**Directions for this task**
List all the lines in these records that hold "subtitle".

**Records to use**

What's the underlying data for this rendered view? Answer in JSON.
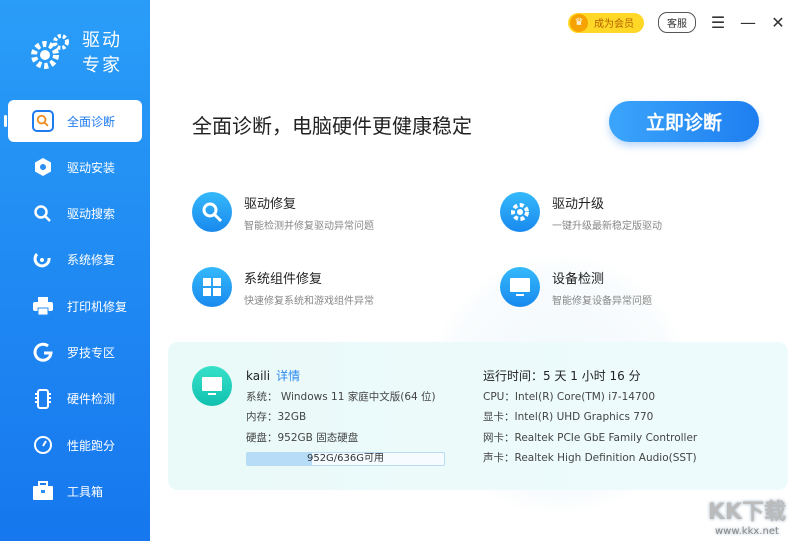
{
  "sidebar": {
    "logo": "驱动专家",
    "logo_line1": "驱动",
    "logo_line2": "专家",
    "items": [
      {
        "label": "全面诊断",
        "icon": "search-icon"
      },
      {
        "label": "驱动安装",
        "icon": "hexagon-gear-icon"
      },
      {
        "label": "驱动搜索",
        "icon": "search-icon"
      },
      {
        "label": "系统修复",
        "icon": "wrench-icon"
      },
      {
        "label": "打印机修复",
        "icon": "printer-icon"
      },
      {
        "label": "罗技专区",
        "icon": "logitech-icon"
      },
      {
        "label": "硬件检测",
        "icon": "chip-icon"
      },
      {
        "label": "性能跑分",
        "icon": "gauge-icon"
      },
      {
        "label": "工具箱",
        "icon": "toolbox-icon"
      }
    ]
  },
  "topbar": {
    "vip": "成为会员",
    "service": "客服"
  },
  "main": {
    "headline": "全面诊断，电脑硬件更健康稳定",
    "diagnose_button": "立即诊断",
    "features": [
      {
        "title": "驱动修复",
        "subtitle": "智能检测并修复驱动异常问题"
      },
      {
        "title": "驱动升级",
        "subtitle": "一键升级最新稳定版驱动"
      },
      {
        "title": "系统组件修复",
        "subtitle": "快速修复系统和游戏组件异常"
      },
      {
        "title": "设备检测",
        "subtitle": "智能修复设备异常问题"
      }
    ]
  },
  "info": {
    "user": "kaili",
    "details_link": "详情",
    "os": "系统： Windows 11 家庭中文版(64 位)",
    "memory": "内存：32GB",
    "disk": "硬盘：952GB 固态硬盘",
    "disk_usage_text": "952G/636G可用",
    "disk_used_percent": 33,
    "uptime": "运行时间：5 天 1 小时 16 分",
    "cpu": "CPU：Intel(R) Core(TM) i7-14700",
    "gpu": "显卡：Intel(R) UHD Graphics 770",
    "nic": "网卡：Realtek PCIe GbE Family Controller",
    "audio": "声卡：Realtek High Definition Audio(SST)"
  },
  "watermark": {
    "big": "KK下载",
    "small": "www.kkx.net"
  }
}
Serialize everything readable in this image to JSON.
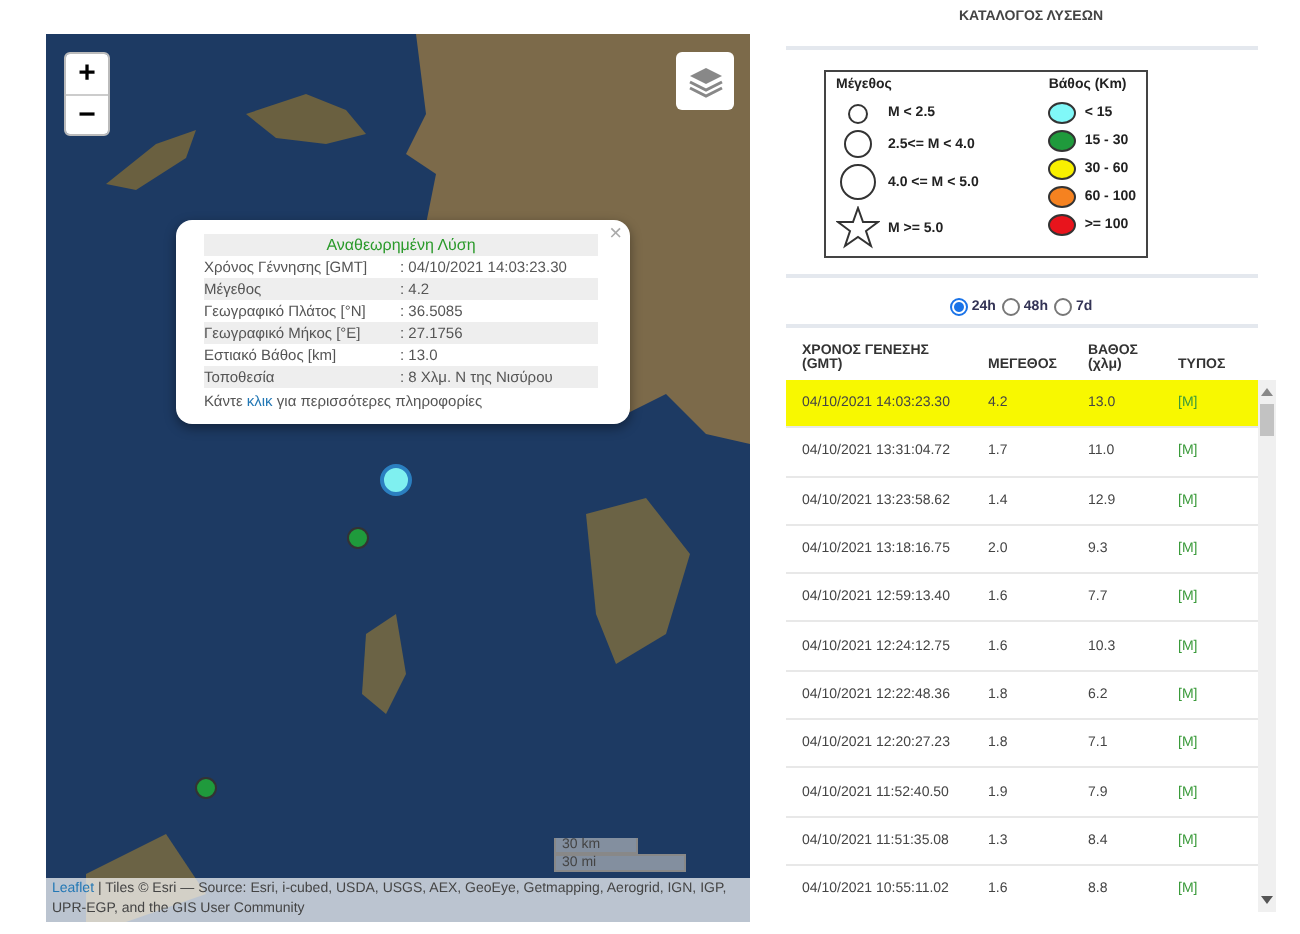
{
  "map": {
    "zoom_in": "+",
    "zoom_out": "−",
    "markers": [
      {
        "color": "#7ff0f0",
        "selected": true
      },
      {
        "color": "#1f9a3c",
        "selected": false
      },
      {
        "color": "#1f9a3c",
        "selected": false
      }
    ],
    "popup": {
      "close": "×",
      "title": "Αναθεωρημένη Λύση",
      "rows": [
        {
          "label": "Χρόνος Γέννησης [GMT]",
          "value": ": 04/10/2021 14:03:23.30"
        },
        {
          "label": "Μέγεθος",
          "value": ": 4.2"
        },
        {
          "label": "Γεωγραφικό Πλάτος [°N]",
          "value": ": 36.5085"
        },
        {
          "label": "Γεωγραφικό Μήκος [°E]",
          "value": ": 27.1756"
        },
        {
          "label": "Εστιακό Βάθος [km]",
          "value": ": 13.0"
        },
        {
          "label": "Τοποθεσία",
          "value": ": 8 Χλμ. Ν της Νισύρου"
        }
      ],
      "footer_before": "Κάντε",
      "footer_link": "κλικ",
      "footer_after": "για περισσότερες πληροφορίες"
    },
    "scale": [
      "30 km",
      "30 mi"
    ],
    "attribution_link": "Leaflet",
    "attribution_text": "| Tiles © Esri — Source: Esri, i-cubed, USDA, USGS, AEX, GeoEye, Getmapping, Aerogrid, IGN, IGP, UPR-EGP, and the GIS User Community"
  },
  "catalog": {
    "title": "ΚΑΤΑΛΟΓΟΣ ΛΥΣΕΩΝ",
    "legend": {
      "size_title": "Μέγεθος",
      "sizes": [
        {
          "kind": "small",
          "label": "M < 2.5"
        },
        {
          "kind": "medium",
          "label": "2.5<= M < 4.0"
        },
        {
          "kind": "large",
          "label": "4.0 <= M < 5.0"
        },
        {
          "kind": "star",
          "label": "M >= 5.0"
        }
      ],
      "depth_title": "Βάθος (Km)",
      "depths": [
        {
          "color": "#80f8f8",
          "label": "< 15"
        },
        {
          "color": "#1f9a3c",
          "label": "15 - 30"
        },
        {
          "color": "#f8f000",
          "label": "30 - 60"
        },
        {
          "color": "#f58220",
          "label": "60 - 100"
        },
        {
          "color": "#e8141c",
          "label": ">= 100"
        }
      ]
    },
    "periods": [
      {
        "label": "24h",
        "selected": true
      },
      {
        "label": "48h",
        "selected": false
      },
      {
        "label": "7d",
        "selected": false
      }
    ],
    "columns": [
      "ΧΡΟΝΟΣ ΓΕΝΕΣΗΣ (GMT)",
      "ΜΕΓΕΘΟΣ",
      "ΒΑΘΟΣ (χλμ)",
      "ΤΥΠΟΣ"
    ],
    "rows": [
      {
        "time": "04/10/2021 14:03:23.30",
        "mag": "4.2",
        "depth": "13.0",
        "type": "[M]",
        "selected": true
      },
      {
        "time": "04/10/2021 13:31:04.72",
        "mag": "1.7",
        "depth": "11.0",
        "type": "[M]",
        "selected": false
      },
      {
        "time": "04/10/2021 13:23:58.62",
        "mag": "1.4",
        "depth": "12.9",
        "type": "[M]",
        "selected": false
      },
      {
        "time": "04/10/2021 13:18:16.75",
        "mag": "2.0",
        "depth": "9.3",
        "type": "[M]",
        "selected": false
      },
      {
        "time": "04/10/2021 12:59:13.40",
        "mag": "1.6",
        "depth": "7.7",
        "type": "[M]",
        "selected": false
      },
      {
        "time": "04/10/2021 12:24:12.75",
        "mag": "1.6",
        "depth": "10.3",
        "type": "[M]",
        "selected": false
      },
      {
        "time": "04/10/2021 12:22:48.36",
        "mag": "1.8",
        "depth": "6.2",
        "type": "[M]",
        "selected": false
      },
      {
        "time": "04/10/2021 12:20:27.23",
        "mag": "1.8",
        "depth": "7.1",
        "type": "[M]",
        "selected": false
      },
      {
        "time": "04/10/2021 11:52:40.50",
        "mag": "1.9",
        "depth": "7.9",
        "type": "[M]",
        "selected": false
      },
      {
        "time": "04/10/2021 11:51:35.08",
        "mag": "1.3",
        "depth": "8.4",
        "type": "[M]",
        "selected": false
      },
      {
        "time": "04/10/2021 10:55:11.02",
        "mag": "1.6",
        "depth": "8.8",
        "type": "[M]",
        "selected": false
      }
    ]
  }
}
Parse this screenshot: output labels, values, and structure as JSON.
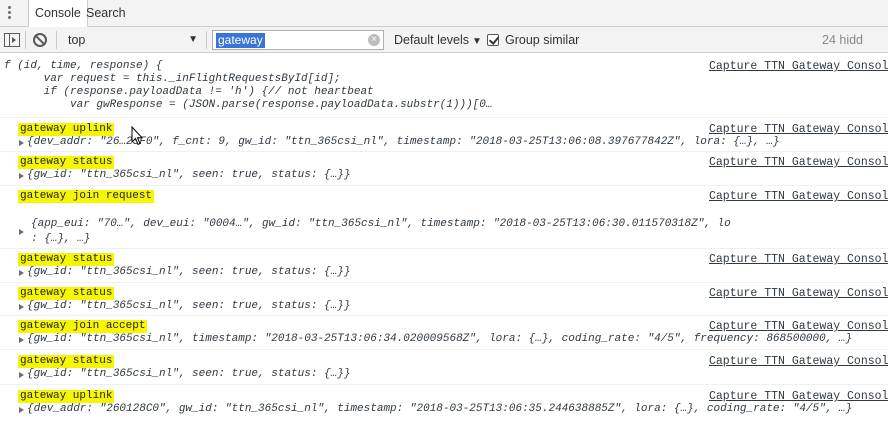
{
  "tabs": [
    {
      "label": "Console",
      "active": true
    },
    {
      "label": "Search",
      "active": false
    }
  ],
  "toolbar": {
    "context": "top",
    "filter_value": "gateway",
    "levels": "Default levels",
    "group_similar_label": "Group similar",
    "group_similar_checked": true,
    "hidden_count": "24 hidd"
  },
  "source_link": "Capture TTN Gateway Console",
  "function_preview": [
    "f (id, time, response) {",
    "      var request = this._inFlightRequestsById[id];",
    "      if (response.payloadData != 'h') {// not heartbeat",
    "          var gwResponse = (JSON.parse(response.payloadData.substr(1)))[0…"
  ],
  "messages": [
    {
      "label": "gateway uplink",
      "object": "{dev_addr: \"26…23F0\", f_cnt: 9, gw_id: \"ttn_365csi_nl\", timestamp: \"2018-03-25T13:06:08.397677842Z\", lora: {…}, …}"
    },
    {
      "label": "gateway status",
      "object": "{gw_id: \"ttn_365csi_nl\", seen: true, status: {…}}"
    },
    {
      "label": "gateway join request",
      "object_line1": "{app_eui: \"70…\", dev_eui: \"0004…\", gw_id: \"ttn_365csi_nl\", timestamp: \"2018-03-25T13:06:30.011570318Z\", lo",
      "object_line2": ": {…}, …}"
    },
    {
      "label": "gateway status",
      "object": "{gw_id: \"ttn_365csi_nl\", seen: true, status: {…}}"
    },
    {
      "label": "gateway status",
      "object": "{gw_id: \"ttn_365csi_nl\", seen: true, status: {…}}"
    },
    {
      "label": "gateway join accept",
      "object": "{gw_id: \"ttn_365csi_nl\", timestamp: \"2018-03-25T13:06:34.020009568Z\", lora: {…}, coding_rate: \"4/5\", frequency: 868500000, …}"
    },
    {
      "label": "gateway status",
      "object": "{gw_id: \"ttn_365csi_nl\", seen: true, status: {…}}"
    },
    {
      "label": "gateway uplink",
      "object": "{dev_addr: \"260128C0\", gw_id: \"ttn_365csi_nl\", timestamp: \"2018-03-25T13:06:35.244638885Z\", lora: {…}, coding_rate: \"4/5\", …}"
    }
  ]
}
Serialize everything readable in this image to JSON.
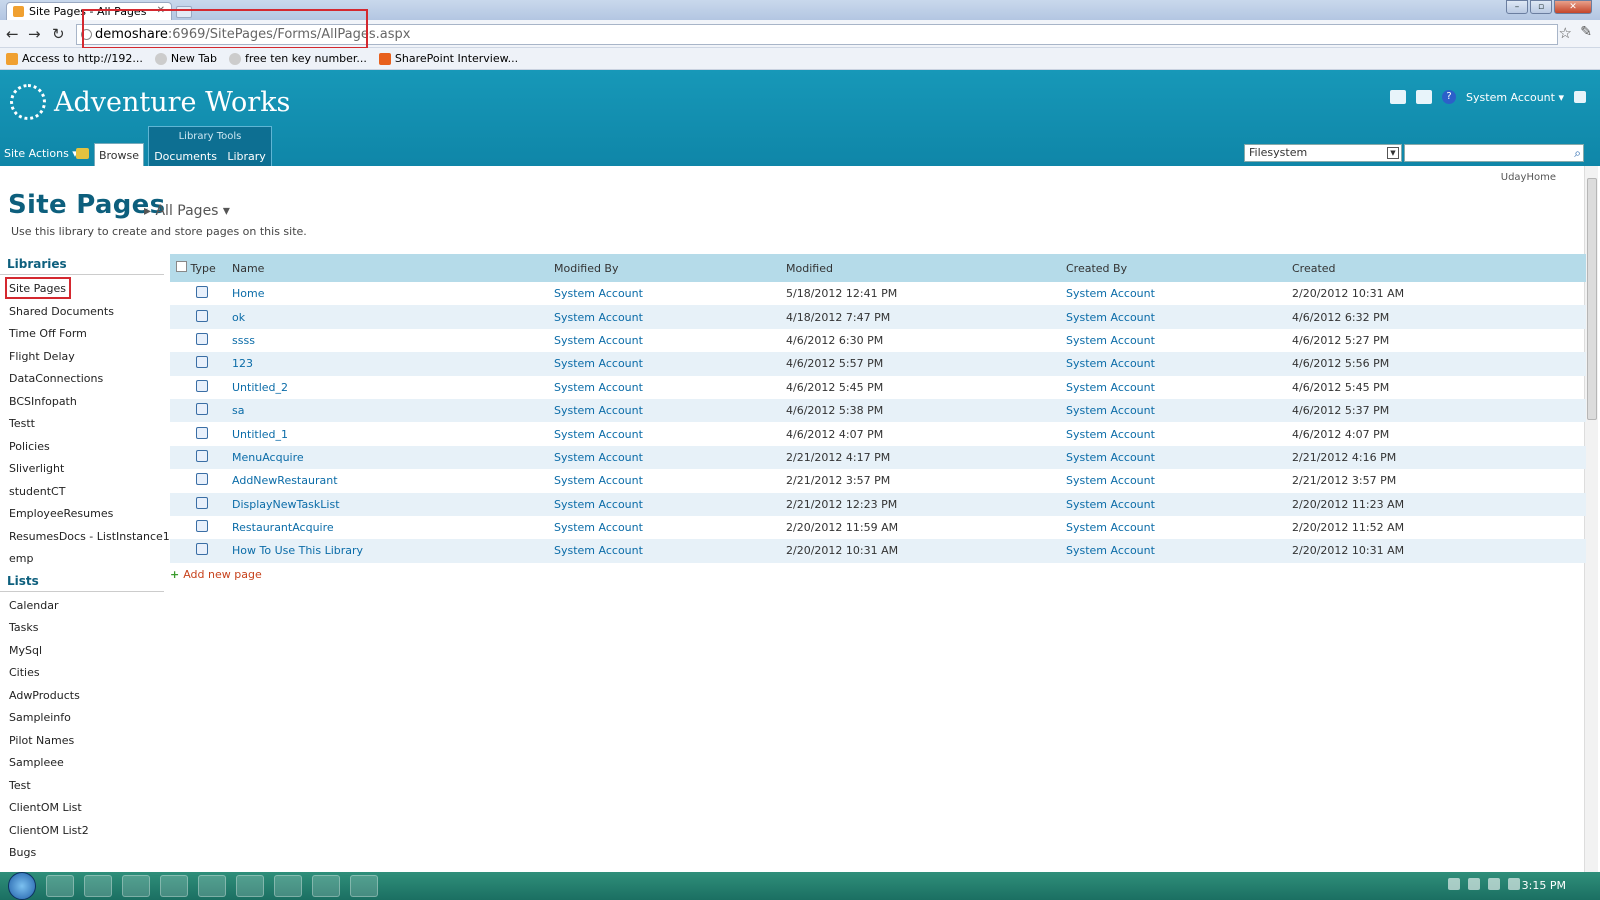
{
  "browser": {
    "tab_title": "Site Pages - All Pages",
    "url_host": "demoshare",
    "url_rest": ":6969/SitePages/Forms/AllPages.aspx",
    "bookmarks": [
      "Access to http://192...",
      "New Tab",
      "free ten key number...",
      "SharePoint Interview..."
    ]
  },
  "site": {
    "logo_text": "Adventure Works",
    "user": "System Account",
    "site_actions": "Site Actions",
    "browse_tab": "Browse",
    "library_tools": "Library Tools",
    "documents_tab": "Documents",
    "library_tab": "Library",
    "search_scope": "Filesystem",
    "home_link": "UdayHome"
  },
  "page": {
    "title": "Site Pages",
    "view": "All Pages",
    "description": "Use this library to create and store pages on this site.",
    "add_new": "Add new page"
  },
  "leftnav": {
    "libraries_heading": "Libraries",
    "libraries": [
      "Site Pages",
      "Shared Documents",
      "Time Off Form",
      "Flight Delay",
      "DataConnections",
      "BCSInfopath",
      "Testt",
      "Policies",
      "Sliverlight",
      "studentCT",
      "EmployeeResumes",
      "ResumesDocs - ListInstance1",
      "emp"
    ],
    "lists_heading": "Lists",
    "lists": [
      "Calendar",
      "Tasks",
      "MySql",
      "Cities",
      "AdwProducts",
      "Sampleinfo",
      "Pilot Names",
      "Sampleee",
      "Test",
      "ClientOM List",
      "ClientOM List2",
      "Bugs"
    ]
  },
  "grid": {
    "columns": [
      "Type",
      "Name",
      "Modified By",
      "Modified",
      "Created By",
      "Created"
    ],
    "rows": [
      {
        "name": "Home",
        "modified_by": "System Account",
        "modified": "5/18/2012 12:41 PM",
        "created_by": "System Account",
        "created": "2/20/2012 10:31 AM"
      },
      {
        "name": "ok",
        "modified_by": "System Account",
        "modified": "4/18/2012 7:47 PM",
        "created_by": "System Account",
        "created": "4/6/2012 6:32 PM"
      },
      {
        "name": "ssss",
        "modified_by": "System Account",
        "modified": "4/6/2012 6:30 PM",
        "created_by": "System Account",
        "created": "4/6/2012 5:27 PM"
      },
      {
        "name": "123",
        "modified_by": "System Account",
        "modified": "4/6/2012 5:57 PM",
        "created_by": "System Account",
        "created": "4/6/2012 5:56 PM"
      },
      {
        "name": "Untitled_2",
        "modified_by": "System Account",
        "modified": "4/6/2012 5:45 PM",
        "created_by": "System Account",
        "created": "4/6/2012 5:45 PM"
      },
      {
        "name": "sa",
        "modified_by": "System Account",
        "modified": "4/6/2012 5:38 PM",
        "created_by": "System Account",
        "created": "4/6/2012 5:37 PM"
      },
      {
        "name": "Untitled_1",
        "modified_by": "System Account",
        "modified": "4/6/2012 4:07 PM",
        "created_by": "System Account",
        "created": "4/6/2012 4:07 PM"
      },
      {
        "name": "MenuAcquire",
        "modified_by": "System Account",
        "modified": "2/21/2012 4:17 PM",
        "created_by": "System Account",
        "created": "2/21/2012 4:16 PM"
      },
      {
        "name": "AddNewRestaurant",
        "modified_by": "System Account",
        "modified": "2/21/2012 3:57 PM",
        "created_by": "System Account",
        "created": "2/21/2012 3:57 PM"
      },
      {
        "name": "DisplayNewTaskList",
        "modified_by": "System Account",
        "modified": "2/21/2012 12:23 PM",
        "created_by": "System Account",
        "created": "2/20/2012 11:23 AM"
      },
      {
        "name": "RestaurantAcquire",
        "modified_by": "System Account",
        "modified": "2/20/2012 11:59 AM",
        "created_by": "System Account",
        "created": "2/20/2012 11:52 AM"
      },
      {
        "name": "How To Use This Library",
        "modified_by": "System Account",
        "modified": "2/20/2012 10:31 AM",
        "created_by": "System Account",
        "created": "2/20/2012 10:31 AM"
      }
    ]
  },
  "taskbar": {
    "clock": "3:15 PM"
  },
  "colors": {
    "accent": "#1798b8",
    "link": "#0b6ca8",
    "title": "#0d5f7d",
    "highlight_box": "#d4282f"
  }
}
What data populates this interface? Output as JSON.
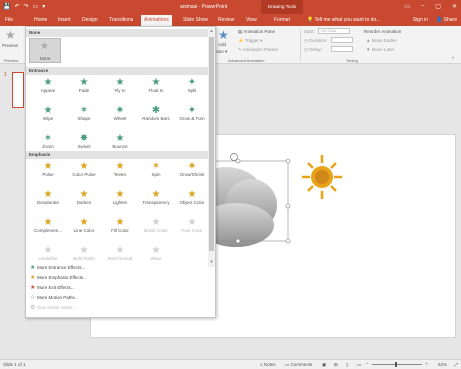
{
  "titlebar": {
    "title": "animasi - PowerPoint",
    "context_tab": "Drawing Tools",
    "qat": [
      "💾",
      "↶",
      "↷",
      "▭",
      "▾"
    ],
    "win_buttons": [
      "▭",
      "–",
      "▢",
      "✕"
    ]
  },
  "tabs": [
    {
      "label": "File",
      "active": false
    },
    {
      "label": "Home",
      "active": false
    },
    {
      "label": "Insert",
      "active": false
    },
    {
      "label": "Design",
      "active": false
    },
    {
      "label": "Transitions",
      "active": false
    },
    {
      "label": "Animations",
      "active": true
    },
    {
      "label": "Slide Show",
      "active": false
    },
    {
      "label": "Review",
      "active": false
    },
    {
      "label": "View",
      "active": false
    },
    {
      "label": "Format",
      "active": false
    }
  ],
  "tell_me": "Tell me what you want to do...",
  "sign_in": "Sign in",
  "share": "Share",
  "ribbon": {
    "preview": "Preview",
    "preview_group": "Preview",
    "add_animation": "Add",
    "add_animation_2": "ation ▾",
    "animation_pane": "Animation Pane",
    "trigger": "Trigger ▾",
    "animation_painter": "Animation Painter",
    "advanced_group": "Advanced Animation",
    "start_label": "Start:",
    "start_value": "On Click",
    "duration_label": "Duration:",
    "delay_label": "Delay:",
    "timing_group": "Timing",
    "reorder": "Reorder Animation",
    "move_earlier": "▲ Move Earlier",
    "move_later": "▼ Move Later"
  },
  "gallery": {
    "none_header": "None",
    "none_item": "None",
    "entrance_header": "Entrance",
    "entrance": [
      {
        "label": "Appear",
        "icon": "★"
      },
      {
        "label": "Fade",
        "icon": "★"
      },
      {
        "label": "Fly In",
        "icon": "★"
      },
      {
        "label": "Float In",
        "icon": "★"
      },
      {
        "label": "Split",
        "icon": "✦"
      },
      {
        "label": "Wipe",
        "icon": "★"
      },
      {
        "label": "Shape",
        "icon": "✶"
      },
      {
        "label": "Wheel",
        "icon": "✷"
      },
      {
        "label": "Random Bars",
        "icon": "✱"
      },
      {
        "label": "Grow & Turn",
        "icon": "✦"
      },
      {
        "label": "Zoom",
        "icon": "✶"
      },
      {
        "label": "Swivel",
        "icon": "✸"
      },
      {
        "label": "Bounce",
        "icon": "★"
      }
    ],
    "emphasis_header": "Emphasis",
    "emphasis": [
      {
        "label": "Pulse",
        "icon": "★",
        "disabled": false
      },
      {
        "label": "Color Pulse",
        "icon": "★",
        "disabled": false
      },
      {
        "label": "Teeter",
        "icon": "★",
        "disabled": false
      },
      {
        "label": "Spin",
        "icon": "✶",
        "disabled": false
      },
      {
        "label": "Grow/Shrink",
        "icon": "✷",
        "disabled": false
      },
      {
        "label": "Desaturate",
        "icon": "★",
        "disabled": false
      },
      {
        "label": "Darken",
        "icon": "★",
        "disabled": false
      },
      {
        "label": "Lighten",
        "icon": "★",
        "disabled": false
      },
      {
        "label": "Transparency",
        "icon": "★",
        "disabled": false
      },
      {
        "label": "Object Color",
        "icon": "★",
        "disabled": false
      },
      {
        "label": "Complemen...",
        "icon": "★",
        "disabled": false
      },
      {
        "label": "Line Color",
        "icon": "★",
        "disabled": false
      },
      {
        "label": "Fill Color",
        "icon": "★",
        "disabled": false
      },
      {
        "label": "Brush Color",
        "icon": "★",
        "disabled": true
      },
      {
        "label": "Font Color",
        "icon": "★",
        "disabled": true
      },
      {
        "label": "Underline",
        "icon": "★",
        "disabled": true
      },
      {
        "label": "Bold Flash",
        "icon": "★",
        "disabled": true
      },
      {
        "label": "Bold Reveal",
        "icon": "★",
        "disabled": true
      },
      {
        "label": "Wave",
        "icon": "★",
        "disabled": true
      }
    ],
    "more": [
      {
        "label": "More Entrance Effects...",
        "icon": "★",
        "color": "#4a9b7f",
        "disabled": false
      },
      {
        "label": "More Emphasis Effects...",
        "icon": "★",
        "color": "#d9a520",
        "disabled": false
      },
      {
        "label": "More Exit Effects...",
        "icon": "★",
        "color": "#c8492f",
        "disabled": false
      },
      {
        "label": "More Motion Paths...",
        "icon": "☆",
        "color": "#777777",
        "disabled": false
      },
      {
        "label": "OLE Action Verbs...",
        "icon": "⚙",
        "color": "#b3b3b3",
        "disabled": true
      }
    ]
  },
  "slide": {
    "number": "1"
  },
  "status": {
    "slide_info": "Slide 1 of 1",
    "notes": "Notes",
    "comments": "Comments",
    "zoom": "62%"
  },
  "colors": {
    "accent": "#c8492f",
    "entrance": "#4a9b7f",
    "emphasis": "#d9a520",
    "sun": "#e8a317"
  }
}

**Response to the task**
        "subtitle": "智能检测并修复驱动异常问题"
        "subtitle": "一键升级最新稳定版驱动"
        "subtitle": "快速修复系统和游戏组件异常"
        "subtitle": "智能修复设备异常问题"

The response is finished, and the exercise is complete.